**WHAT THE TASK ASKS**: Exactly repeat the full listing that follows.

# Start of EXERCISE INPUTS

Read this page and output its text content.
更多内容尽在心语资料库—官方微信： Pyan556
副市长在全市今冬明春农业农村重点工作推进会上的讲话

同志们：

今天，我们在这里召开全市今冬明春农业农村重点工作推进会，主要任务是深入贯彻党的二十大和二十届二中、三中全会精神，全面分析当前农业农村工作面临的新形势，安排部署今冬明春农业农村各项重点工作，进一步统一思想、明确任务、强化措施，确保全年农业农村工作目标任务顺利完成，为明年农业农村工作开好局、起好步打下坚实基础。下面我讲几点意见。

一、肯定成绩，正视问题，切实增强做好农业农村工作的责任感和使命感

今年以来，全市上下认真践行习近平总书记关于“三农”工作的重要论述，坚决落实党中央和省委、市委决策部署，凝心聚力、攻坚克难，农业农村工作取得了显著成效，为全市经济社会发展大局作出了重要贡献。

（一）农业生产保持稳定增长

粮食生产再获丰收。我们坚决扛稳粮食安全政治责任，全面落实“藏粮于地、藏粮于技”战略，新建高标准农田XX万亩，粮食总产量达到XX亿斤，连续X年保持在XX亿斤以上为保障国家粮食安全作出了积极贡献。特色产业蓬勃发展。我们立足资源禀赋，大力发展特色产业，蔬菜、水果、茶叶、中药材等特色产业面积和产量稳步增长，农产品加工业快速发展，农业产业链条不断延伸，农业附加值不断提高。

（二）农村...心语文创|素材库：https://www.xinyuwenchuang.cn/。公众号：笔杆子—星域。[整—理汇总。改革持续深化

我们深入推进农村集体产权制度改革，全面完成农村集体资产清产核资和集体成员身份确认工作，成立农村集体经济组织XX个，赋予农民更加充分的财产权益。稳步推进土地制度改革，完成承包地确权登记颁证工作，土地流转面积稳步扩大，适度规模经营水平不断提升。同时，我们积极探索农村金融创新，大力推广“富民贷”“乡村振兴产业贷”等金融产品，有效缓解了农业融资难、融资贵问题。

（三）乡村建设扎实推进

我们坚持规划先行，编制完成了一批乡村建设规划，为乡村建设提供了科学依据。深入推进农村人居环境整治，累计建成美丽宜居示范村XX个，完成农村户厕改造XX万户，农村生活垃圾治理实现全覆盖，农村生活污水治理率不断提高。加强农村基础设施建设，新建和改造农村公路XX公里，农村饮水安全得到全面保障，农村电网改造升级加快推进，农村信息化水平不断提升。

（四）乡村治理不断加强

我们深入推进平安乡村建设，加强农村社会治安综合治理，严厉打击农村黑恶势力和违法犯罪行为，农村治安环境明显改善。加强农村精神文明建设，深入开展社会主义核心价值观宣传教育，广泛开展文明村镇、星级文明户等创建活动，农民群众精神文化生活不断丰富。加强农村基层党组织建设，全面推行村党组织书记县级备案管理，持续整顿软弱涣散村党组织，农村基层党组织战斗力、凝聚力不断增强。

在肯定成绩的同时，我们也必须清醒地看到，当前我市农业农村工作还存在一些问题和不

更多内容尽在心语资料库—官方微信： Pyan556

# End of EXERCISE INPUTS

**SOLUTION**:
Read this page and output its text content.
更多内容尽在心语资料库—官方微信： Pyan556
副市长在全市今冬明春农业农村重点工作推进会上的讲话

同志们：

今天，我们在这里召开全市今冬明春农业农村重点工作推进会，主要任务是深入贯彻党的二十大和二十届二中、三中全会精神，全面分析当前农业农村工作面临的新形势，安排部署今冬明春农业农村各项重点工作，进一步统一思想、明确任务、强化措施，确保全年农业农村工作目标任务顺利完成，为明年农业农村工作开好局、起好步打下坚实基础。下面我讲几点意见。

一、肯定成绩，正视问题，切实增强做好农业农村工作的责任感和使命感

今年以来，全市上下认真践行习近平总书记关于“三农”工作的重要论述，坚决落实党中央和省委、市委决策部署，凝心聚力、攻坚克难，农业农村工作取得了显著成效，为全市经济社会发展大局作出了重要贡献。

（一）农业生产保持稳定增长

粮食生产再获丰收。我们坚决扛稳粮食安全政治责任，全面落实“藏粮于地、藏粮于技”战略，新建高标准农田XX万亩，粮食总产量达到XX亿斤，连续X年保持在XX亿斤以上为保障国家粮食安全作出了积极贡献。特色产业蓬勃发展。我们立足资源禀赋，大力发展特色产业，蔬菜、水果、茶叶、中药材等特色产业面积和产量稳步增长，农产品加工业快速发展，农业产业链条不断延伸，农业附加值不断提高。

（二）农村...心语文创|素材库：https://www.xinyuwenchuang.cn/。公众号：笔杆子—星域。[整—理汇总。改革持续深化

我们深入推进农村集体产权制度改革，全面完成农村集体资产清产核资和集体成员身份确认工作，成立农村集体经济组织XX个，赋予农民更加充分的财产权益。稳步推进土地制度改革，完成承包地确权登记颁证工作，土地流转面积稳步扩大，适度规模经营水平不断提升。同时，我们积极探索农村金融创新，大力推广“富民贷”“乡村振兴产业贷”等金融产品，有效缓解了农业融资难、融资贵问题。

（三）乡村建设扎实推进

我们坚持规划先行，编制完成了一批乡村建设规划，为乡村建设提供了科学依据。深入推进农村人居环境整治，累计建成美丽宜居示范村XX个，完成农村户厕改造XX万户，农村生活垃圾治理实现全覆盖，农村生活污水治理率不断提高。加强农村基础设施建设，新建和改造农村公路XX公里，农村饮水安全得到全面保障，农村电网改造升级加快推进，农村信息化水平不断提升。

（四）乡村治理不断加强

我们深入推进平安乡村建设，加强农村社会治安综合治理，严厉打击农村黑恶势力和违法犯罪行为，农村治安环境明显改善。加强农村精神文明建设，深入开展社会主义核心价值观宣传教育，广泛开展文明村镇、星级文明户等创建活动，农民群众精神文化生活不断丰富。加强农村基层党组织建设，全面推行村党组织书记县级备案管理，持续整顿软弱涣散村党组织，农村基层党组织战斗力、凝聚力不断增强。

在肯定成绩的同时，我们也必须清醒地看到，当前我市农业农村工作还存在一些问题和不

更多内容尽在心语资料库—官方微信： Pyan556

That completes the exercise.